Copy out all lines carrying the word "默认闲置时间".

-- begin MATERIAL SUPPLIED --

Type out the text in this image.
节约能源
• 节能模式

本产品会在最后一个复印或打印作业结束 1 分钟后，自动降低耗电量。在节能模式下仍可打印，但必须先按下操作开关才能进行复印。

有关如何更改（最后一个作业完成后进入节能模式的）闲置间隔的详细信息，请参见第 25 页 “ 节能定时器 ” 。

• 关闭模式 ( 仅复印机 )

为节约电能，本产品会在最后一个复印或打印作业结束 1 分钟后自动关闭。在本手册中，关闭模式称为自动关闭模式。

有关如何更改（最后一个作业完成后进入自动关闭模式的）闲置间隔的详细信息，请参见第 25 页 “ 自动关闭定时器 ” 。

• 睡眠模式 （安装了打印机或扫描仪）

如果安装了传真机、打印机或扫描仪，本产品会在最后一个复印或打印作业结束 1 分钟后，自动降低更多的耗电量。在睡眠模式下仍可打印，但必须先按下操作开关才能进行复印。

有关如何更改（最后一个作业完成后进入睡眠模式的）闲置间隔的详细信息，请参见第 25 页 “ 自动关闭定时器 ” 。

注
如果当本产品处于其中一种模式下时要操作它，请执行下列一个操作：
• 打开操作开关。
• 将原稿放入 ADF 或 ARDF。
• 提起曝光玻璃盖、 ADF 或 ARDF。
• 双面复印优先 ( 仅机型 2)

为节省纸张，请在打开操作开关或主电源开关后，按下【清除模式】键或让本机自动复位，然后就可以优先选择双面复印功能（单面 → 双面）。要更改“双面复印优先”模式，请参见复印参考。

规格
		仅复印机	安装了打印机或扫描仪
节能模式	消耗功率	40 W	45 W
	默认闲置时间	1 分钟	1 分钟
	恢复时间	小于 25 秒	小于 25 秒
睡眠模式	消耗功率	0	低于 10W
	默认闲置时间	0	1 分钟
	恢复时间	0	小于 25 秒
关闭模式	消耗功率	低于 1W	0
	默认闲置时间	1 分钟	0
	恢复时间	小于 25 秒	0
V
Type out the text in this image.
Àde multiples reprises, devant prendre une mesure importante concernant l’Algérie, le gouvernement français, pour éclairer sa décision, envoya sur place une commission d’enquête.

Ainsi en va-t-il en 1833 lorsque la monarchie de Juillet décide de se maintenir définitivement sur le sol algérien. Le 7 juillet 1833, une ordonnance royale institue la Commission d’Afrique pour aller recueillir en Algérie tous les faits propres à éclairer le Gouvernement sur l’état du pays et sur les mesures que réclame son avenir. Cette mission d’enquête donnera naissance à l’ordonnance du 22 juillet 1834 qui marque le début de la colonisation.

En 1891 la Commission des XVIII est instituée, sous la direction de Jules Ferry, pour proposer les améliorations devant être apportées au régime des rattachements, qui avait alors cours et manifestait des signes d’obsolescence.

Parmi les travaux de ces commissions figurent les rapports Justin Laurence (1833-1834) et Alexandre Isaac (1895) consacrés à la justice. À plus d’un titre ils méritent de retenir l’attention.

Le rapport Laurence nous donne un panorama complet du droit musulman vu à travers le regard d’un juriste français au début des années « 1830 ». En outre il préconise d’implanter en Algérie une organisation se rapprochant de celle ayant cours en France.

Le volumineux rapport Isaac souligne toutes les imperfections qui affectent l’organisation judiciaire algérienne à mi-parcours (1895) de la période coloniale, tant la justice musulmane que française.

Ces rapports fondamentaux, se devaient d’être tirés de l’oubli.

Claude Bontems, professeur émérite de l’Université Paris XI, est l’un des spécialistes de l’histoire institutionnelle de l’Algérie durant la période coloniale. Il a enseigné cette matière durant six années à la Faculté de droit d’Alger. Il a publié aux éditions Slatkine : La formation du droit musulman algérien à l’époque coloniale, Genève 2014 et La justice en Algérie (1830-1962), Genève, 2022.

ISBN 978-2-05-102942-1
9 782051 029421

-- end MATERIAL SUPPLIED --

**WRITTEN RESPONSE:**
	默认闲置时间	1 分钟	1 分钟
	默认闲置时间	0	1 分钟
	默认闲置时间	1 分钟	0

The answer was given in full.